[Stored data entries]
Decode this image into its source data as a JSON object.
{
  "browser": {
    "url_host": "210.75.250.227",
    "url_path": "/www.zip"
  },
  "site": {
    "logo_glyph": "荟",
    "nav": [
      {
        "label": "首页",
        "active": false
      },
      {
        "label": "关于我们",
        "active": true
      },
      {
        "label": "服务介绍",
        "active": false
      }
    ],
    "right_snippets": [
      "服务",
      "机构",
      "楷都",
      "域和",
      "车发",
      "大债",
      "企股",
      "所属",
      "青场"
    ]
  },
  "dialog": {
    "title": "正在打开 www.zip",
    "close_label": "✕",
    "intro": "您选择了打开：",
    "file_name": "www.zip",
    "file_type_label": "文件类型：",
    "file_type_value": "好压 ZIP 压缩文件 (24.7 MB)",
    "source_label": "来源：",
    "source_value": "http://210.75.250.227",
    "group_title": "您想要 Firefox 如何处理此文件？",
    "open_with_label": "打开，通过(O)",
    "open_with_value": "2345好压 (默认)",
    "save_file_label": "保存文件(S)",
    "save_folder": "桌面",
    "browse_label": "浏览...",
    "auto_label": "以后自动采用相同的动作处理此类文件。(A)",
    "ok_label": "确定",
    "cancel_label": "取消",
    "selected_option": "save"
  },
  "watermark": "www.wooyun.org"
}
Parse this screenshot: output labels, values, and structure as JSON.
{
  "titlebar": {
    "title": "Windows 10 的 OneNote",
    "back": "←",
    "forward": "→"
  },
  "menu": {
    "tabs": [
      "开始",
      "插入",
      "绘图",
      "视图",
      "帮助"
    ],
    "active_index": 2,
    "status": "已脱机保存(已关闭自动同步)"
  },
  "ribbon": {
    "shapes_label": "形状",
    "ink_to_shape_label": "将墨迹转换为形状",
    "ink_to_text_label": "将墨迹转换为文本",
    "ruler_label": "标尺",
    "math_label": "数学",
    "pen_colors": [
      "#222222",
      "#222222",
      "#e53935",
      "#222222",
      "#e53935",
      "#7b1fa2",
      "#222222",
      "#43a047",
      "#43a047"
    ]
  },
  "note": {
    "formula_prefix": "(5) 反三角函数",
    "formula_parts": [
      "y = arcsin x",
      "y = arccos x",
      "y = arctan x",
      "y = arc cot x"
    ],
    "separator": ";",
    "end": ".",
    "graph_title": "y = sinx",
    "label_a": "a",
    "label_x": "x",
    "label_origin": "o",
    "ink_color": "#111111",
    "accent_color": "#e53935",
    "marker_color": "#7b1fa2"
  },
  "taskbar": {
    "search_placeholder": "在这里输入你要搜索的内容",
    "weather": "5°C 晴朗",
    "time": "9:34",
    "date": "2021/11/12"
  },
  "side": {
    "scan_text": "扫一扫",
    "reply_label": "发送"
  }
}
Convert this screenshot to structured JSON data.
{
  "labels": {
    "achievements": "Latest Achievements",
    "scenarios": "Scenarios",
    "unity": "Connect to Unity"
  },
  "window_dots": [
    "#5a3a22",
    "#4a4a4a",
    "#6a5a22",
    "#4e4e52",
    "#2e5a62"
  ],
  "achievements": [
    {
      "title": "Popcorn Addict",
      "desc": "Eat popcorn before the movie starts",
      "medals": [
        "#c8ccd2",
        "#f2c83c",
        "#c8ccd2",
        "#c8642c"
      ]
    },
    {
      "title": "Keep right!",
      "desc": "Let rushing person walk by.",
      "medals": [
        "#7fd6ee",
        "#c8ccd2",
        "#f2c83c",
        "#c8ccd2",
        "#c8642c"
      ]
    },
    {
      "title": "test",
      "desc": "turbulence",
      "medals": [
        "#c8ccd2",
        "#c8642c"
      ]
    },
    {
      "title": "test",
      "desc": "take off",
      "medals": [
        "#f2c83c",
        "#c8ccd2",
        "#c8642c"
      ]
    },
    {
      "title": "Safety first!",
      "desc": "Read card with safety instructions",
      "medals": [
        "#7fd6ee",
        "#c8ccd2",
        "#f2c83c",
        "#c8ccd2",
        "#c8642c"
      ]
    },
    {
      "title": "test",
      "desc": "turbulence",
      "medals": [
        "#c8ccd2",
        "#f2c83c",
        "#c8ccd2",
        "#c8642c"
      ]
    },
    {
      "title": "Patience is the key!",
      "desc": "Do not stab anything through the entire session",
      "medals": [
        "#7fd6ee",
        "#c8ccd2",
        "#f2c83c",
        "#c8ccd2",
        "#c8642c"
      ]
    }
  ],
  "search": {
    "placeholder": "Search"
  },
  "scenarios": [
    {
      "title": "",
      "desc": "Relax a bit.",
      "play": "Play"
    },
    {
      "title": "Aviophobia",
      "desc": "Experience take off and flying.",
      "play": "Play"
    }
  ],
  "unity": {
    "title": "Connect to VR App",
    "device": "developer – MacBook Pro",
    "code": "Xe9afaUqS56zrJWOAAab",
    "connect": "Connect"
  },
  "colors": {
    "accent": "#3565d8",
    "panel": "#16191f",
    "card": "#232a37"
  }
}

Required work: Go through the entries and repeat each one exactly.

Reply:
Decode this image into its source data as a JSON object.
{
  "browser": {
    "url_host": "210.75.250.227",
    "url_path": "/www.zip"
  },
  "site": {
    "logo_glyph": "荟",
    "nav": [
      {
        "label": "首页",
        "active": false
      },
      {
        "label": "关于我们",
        "active": true
      },
      {
        "label": "服务介绍",
        "active": false
      }
    ],
    "right_snippets": [
      "服务",
      "机构",
      "楷都",
      "域和",
      "车发",
      "大债",
      "企股",
      "所属",
      "青场"
    ]
  },
  "dialog": {
    "title": "正在打开 www.zip",
    "close_label": "✕",
    "intro": "您选择了打开：",
    "file_name": "www.zip",
    "file_type_label": "文件类型：",
    "file_type_value": "好压 ZIP 压缩文件 (24.7 MB)",
    "source_label": "来源：",
    "source_value": "http://210.75.250.227",
    "group_title": "您想要 Firefox 如何处理此文件？",
    "open_with_label": "打开，通过(O)",
    "open_with_value": "2345好压 (默认)",
    "save_file_label": "保存文件(S)",
    "save_folder": "桌面",
    "browse_label": "浏览...",
    "auto_label": "以后自动采用相同的动作处理此类文件。(A)",
    "ok_label": "确定",
    "cancel_label": "取消",
    "selected_option": "save"
  },
  "watermark": "www.wooyun.org"
}
Parse this screenshot: output labels, values, and structure as JSON.
{
  "titlebar": {
    "title": "Windows 10 的 OneNote",
    "back": "←",
    "forward": "→"
  },
  "menu": {
    "tabs": [
      "开始",
      "插入",
      "绘图",
      "视图",
      "帮助"
    ],
    "active_index": 2,
    "status": "已脱机保存(已关闭自动同步)"
  },
  "ribbon": {
    "shapes_label": "形状",
    "ink_to_shape_label": "将墨迹转换为形状",
    "ink_to_text_label": "将墨迹转换为文本",
    "ruler_label": "标尺",
    "math_label": "数学",
    "pen_colors": [
      "#222222",
      "#222222",
      "#e53935",
      "#222222",
      "#e53935",
      "#7b1fa2",
      "#222222",
      "#43a047",
      "#43a047"
    ]
  },
  "note": {
    "formula_prefix": "(5) 反三角函数",
    "formula_parts": [
      "y = arcsin x",
      "y = arccos x",
      "y = arctan x",
      "y = arc cot x"
    ],
    "separator": ";",
    "end": ".",
    "graph_title": "y = sinx",
    "label_a": "a",
    "label_x": "x",
    "label_origin": "o",
    "ink_color": "#111111",
    "accent_color": "#e53935",
    "marker_color": "#7b1fa2"
  },
  "taskbar": {
    "search_placeholder": "在这里输入你要搜索的内容",
    "weather": "5°C 晴朗",
    "time": "9:34",
    "date": "2021/11/12"
  },
  "side": {
    "scan_text": "扫一扫",
    "reply_label": "发送"
  }
}
Convert this screenshot to structured JSON data.
{
  "labels": {
    "achievements": "Latest Achievements",
    "scenarios": "Scenarios",
    "unity": "Connect to Unity"
  },
  "window_dots": [
    "#5a3a22",
    "#4a4a4a",
    "#6a5a22",
    "#4e4e52",
    "#2e5a62"
  ],
  "achievements": [
    {
      "title": "Popcorn Addict",
      "desc": "Eat popcorn before the movie starts",
      "medals": [
        "#c8ccd2",
        "#f2c83c",
        "#c8ccd2",
        "#c8642c"
      ]
    },
    {
      "title": "Keep right!",
      "desc": "Let rushing person walk by.",
      "medals": [
        "#7fd6ee",
        "#c8ccd2",
        "#f2c83c",
        "#c8ccd2",
        "#c8642c"
      ]
    },
    {
      "title": "test",
      "desc": "turbulence",
      "medals": [
        "#c8ccd2",
        "#c8642c"
      ]
    },
    {
      "title": "test",
      "desc": "take off",
      "medals": [
        "#f2c83c",
        "#c8ccd2",
        "#c8642c"
      ]
    },
    {
      "title": "Safety first!",
      "desc": "Read card with safety instructions",
      "medals": [
        "#7fd6ee",
        "#c8ccd2",
        "#f2c83c",
        "#c8ccd2",
        "#c8642c"
      ]
    },
    {
      "title": "test",
      "desc": "turbulence",
      "medals": [
        "#c8ccd2",
        "#f2c83c",
        "#c8ccd2",
        "#c8642c"
      ]
    },
    {
      "title": "Patience is the key!",
      "desc": "Do not stab anything through the entire session",
      "medals": [
        "#7fd6ee",
        "#c8ccd2",
        "#f2c83c",
        "#c8ccd2",
        "#c8642c"
      ]
    }
  ],
  "search": {
    "placeholder": "Search"
  },
  "scenarios": [
    {
      "title": "",
      "desc": "Relax a bit.",
      "play": "Play"
    },
    {
      "title": "Aviophobia",
      "desc": "Experience take off and flying.",
      "play": "Play"
    }
  ],
  "unity": {
    "title": "Connect to VR App",
    "device": "developer – MacBook Pro",
    "code": "Xe9afaUqS56zrJWOAAab",
    "connect": "Connect"
  },
  "colors": {
    "accent": "#3565d8",
    "panel": "#16191f",
    "card": "#232a37"
  }
}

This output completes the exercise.